In the data below, find every line that has the string "this", and copy it.
>>>>>
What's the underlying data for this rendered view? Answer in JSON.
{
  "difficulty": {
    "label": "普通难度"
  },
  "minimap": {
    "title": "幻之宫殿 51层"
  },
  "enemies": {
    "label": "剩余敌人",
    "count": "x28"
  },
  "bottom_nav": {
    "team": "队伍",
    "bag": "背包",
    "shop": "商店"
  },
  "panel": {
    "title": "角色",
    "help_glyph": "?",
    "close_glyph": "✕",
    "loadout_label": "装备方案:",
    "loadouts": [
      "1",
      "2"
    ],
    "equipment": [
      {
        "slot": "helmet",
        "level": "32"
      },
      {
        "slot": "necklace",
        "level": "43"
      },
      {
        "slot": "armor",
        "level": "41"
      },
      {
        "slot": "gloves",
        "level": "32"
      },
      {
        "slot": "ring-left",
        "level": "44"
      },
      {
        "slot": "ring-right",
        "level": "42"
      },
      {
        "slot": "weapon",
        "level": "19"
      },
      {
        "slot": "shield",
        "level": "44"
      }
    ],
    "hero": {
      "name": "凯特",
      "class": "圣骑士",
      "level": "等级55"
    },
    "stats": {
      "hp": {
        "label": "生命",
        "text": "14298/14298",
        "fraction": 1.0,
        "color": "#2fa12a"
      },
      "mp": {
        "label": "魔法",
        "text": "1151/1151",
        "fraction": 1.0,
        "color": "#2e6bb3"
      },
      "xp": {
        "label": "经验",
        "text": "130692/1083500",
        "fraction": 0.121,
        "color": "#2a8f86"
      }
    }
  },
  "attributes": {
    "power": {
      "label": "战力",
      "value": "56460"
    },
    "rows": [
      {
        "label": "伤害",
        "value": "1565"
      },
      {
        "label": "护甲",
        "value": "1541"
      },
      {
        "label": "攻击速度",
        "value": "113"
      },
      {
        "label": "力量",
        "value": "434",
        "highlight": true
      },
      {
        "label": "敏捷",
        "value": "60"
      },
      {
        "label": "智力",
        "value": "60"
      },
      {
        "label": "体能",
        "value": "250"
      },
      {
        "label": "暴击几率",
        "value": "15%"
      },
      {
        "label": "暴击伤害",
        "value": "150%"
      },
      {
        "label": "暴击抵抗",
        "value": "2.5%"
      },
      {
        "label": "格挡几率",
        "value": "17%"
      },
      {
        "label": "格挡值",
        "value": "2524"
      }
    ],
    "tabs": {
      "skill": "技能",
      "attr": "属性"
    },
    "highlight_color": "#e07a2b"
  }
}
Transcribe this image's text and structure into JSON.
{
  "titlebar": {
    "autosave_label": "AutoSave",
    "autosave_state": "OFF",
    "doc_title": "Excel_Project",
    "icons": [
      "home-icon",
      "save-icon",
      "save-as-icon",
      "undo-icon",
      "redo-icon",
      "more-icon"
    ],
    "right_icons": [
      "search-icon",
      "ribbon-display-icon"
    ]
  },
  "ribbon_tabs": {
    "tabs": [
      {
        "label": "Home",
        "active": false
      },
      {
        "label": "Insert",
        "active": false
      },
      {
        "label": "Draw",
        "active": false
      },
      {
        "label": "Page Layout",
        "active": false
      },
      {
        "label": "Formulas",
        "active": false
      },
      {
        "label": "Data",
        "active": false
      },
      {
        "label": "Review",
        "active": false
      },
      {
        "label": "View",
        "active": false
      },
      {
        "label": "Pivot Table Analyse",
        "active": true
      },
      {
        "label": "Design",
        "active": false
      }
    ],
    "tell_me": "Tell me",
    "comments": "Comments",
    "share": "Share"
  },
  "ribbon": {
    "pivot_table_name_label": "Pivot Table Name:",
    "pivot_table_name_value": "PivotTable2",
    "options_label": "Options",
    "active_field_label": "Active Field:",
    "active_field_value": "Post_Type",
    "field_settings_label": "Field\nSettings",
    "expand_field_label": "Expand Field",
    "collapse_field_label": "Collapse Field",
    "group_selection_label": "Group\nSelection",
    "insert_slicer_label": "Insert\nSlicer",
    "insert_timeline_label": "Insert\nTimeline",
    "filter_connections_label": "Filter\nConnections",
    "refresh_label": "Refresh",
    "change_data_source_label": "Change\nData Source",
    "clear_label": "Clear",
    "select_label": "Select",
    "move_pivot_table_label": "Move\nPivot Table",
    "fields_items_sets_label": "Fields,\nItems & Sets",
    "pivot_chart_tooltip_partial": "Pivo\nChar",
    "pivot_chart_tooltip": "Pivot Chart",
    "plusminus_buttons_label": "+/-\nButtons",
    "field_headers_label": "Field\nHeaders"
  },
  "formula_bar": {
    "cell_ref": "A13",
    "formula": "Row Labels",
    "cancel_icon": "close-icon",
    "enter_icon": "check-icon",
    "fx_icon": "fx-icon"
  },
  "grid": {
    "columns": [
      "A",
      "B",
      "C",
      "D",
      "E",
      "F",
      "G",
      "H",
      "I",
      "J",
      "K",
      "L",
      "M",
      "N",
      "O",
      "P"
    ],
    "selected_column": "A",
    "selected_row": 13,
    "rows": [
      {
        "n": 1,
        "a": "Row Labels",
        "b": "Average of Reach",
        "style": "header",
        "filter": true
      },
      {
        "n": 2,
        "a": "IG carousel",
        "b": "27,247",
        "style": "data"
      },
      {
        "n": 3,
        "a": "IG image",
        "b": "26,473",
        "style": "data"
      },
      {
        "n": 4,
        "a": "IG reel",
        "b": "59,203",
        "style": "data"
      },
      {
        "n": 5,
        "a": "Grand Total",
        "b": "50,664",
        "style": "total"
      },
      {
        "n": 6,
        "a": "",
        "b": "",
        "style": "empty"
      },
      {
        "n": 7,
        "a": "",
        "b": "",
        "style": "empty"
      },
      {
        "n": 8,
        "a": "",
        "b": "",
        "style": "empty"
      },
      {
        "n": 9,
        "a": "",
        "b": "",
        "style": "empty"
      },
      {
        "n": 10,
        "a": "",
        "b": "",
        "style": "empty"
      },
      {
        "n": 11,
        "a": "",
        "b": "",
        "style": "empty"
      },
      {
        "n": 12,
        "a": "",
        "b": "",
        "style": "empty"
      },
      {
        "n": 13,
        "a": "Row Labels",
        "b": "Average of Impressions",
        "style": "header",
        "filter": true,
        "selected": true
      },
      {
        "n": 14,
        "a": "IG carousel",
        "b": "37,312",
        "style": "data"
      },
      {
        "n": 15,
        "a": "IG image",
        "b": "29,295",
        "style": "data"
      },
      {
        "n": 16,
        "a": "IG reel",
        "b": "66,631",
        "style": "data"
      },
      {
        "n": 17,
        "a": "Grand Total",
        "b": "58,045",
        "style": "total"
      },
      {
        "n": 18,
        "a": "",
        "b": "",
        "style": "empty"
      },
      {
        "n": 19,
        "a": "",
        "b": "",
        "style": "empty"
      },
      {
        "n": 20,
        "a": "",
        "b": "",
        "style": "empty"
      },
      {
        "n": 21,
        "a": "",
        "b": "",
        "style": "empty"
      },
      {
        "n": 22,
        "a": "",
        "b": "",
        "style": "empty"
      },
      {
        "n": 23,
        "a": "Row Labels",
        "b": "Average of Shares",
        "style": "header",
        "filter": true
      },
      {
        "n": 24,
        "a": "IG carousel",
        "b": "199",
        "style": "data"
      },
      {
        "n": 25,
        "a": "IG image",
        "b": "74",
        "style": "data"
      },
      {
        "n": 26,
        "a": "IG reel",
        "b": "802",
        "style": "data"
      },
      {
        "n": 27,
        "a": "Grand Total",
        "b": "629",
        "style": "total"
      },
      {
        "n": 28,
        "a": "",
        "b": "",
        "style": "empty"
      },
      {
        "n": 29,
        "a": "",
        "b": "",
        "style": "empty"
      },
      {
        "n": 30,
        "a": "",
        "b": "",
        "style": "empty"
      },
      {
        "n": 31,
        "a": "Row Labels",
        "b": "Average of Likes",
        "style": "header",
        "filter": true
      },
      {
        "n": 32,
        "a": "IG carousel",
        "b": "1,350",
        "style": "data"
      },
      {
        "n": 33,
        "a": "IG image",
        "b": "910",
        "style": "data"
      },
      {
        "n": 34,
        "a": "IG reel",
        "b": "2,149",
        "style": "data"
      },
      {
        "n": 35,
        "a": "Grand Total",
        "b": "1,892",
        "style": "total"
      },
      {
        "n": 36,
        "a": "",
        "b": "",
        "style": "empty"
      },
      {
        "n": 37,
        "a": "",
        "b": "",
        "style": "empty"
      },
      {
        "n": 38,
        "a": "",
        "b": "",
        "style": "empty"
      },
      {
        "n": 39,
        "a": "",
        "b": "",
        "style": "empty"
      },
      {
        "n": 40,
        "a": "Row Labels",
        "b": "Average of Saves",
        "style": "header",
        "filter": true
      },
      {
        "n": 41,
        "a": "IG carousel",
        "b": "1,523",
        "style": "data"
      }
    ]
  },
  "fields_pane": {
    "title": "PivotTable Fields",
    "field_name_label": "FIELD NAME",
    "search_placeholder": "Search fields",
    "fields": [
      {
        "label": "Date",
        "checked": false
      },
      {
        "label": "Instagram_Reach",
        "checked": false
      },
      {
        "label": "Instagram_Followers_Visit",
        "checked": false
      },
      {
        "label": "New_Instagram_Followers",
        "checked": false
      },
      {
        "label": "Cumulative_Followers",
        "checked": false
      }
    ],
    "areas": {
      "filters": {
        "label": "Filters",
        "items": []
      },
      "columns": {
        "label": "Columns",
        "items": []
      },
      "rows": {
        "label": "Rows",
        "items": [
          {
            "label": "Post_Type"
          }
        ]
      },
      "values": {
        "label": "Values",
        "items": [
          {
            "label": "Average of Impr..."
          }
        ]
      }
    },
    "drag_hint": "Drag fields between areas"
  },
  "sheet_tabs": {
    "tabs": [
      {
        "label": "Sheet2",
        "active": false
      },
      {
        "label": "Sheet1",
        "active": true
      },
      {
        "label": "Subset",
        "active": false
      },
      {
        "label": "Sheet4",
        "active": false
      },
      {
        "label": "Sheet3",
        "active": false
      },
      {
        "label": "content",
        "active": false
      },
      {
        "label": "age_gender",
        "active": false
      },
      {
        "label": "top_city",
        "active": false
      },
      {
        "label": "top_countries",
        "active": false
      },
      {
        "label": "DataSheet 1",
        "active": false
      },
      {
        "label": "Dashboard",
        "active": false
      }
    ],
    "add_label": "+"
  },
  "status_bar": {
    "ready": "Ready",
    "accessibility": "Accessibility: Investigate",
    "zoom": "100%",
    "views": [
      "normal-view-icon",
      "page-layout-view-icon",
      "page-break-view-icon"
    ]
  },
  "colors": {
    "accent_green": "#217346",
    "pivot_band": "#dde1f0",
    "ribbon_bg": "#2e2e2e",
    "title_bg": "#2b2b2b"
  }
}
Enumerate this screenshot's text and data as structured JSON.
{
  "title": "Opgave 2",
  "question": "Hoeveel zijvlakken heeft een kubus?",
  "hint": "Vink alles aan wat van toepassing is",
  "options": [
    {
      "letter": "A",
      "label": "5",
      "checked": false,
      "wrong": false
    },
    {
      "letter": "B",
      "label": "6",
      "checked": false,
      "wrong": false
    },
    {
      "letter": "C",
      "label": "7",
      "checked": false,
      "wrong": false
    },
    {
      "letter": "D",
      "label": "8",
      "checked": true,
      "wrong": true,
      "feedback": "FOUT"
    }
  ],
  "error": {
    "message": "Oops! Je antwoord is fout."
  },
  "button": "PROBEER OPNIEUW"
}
<<<<<
--- Problem solution ---
What's the underlying data for this rendered view? Answer in JSON.
Transcribe this image's text and structure into JSON.
Enumerate this screenshot's text and data as structured JSON.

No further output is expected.